WHAT THE TASK REQUIRES -> Every entry below must appear again, exactly as written.

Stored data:
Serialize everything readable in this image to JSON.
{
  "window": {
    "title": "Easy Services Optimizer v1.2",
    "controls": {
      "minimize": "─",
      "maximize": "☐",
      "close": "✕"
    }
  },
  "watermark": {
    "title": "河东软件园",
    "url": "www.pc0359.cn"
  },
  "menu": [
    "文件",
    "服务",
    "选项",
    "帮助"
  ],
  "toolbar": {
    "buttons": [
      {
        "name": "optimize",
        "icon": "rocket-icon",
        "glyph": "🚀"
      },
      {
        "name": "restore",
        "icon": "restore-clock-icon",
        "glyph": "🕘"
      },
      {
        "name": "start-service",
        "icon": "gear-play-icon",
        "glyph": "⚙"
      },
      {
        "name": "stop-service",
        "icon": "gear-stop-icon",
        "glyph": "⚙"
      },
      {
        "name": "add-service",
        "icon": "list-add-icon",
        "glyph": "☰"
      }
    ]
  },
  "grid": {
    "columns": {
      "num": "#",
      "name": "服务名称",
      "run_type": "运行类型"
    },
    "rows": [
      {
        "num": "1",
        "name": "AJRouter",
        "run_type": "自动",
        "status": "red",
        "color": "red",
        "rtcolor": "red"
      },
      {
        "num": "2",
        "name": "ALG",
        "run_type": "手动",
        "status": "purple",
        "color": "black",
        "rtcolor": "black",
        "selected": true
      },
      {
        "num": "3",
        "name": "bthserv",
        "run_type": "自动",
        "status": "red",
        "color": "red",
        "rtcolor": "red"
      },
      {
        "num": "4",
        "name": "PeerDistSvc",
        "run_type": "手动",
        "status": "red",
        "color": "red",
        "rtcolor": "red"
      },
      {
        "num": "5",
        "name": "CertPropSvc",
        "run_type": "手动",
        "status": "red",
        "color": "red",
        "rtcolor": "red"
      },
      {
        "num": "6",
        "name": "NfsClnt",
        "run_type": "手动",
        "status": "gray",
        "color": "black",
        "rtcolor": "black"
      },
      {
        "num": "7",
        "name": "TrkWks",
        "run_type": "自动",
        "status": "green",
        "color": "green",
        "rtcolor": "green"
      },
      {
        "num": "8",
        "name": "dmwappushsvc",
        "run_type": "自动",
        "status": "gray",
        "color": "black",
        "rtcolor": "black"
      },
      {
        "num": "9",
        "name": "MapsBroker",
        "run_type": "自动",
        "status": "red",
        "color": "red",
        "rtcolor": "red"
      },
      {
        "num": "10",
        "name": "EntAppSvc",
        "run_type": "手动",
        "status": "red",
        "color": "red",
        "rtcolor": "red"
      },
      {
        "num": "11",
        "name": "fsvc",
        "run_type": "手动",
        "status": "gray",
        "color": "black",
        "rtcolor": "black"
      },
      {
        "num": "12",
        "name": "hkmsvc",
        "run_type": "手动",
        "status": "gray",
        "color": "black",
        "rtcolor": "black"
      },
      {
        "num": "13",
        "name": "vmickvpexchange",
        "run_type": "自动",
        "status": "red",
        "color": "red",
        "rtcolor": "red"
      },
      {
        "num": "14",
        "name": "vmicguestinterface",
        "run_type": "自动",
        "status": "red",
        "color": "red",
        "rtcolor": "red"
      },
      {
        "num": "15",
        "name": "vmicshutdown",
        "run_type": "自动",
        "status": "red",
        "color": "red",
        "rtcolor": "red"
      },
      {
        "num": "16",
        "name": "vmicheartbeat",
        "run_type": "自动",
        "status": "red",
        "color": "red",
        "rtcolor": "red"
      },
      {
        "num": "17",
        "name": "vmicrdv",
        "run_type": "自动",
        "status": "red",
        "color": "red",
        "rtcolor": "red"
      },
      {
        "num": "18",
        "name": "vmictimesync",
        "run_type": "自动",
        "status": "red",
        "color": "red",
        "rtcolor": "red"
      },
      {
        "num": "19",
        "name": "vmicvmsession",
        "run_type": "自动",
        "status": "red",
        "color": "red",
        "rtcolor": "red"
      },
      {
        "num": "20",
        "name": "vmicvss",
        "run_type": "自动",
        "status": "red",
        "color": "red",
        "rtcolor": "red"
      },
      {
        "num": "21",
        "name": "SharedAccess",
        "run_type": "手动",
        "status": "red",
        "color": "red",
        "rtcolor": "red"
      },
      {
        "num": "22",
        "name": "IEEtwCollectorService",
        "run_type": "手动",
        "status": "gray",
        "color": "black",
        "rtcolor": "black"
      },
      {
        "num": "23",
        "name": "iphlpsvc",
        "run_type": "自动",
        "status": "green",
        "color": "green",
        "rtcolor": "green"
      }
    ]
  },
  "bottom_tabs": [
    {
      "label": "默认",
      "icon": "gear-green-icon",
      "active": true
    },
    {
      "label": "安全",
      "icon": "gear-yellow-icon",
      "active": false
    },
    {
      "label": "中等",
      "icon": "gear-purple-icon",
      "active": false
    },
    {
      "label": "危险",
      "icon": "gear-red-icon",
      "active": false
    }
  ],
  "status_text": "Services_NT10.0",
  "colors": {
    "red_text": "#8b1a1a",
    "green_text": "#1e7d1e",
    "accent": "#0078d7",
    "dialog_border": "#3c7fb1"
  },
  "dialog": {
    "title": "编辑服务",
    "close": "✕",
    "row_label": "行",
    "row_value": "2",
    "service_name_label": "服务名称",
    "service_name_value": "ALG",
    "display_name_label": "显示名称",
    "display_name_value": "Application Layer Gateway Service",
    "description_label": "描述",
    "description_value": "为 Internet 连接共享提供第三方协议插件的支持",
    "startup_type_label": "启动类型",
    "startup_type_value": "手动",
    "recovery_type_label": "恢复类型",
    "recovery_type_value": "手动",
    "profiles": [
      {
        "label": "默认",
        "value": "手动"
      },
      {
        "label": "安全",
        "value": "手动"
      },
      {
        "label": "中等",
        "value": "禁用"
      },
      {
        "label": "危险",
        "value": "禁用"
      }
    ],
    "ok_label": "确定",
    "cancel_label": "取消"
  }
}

WRITTEN RESPONSE ->
Serialize everything readable in this image to JSON.
{
  "window": {
    "title": "Easy Services Optimizer v1.2",
    "controls": {
      "minimize": "─",
      "maximize": "☐",
      "close": "✕"
    }
  },
  "watermark": {
    "title": "河东软件园",
    "url": "www.pc0359.cn"
  },
  "menu": [
    "文件",
    "服务",
    "选项",
    "帮助"
  ],
  "toolbar": {
    "buttons": [
      {
        "name": "optimize",
        "icon": "rocket-icon",
        "glyph": "🚀"
      },
      {
        "name": "restore",
        "icon": "restore-clock-icon",
        "glyph": "🕘"
      },
      {
        "name": "start-service",
        "icon": "gear-play-icon",
        "glyph": "⚙"
      },
      {
        "name": "stop-service",
        "icon": "gear-stop-icon",
        "glyph": "⚙"
      },
      {
        "name": "add-service",
        "icon": "list-add-icon",
        "glyph": "☰"
      }
    ]
  },
  "grid": {
    "columns": {
      "num": "#",
      "name": "服务名称",
      "run_type": "运行类型"
    },
    "rows": [
      {
        "num": "1",
        "name": "AJRouter",
        "run_type": "自动",
        "status": "red",
        "color": "red",
        "rtcolor": "red"
      },
      {
        "num": "2",
        "name": "ALG",
        "run_type": "手动",
        "status": "purple",
        "color": "black",
        "rtcolor": "black",
        "selected": true
      },
      {
        "num": "3",
        "name": "bthserv",
        "run_type": "自动",
        "status": "red",
        "color": "red",
        "rtcolor": "red"
      },
      {
        "num": "4",
        "name": "PeerDistSvc",
        "run_type": "手动",
        "status": "red",
        "color": "red",
        "rtcolor": "red"
      },
      {
        "num": "5",
        "name": "CertPropSvc",
        "run_type": "手动",
        "status": "red",
        "color": "red",
        "rtcolor": "red"
      },
      {
        "num": "6",
        "name": "NfsClnt",
        "run_type": "手动",
        "status": "gray",
        "color": "black",
        "rtcolor": "black"
      },
      {
        "num": "7",
        "name": "TrkWks",
        "run_type": "自动",
        "status": "green",
        "color": "green",
        "rtcolor": "green"
      },
      {
        "num": "8",
        "name": "dmwappushsvc",
        "run_type": "自动",
        "status": "gray",
        "color": "black",
        "rtcolor": "black"
      },
      {
        "num": "9",
        "name": "MapsBroker",
        "run_type": "自动",
        "status": "red",
        "color": "red",
        "rtcolor": "red"
      },
      {
        "num": "10",
        "name": "EntAppSvc",
        "run_type": "手动",
        "status": "red",
        "color": "red",
        "rtcolor": "red"
      },
      {
        "num": "11",
        "name": "fsvc",
        "run_type": "手动",
        "status": "gray",
        "color": "black",
        "rtcolor": "black"
      },
      {
        "num": "12",
        "name": "hkmsvc",
        "run_type": "手动",
        "status": "gray",
        "color": "black",
        "rtcolor": "black"
      },
      {
        "num": "13",
        "name": "vmickvpexchange",
        "run_type": "自动",
        "status": "red",
        "color": "red",
        "rtcolor": "red"
      },
      {
        "num": "14",
        "name": "vmicguestinterface",
        "run_type": "自动",
        "status": "red",
        "color": "red",
        "rtcolor": "red"
      },
      {
        "num": "15",
        "name": "vmicshutdown",
        "run_type": "自动",
        "status": "red",
        "color": "red",
        "rtcolor": "red"
      },
      {
        "num": "16",
        "name": "vmicheartbeat",
        "run_type": "自动",
        "status": "red",
        "color": "red",
        "rtcolor": "red"
      },
      {
        "num": "17",
        "name": "vmicrdv",
        "run_type": "自动",
        "status": "red",
        "color": "red",
        "rtcolor": "red"
      },
      {
        "num": "18",
        "name": "vmictimesync",
        "run_type": "自动",
        "status": "red",
        "color": "red",
        "rtcolor": "red"
      },
      {
        "num": "19",
        "name": "vmicvmsession",
        "run_type": "自动",
        "status": "red",
        "color": "red",
        "rtcolor": "red"
      },
      {
        "num": "20",
        "name": "vmicvss",
        "run_type": "自动",
        "status": "red",
        "color": "red",
        "rtcolor": "red"
      },
      {
        "num": "21",
        "name": "SharedAccess",
        "run_type": "手动",
        "status": "red",
        "color": "red",
        "rtcolor": "red"
      },
      {
        "num": "22",
        "name": "IEEtwCollectorService",
        "run_type": "手动",
        "status": "gray",
        "color": "black",
        "rtcolor": "black"
      },
      {
        "num": "23",
        "name": "iphlpsvc",
        "run_type": "自动",
        "status": "green",
        "color": "green",
        "rtcolor": "green"
      }
    ]
  },
  "bottom_tabs": [
    {
      "label": "默认",
      "icon": "gear-green-icon",
      "active": true
    },
    {
      "label": "安全",
      "icon": "gear-yellow-icon",
      "active": false
    },
    {
      "label": "中等",
      "icon": "gear-purple-icon",
      "active": false
    },
    {
      "label": "危险",
      "icon": "gear-red-icon",
      "active": false
    }
  ],
  "status_text": "Services_NT10.0",
  "colors": {
    "red_text": "#8b1a1a",
    "green_text": "#1e7d1e",
    "accent": "#0078d7",
    "dialog_border": "#3c7fb1"
  },
  "dialog": {
    "title": "编辑服务",
    "close": "✕",
    "row_label": "行",
    "row_value": "2",
    "service_name_label": "服务名称",
    "service_name_value": "ALG",
    "display_name_label": "显示名称",
    "display_name_value": "Application Layer Gateway Service",
    "description_label": "描述",
    "description_value": "为 Internet 连接共享提供第三方协议插件的支持",
    "startup_type_label": "启动类型",
    "startup_type_value": "手动",
    "recovery_type_label": "恢复类型",
    "recovery_type_value": "手动",
    "profiles": [
      {
        "label": "默认",
        "value": "手动"
      },
      {
        "label": "安全",
        "value": "手动"
      },
      {
        "label": "中等",
        "value": "禁用"
      },
      {
        "label": "危险",
        "value": "禁用"
      }
    ],
    "ok_label": "确定",
    "cancel_label": "取消"
  }
}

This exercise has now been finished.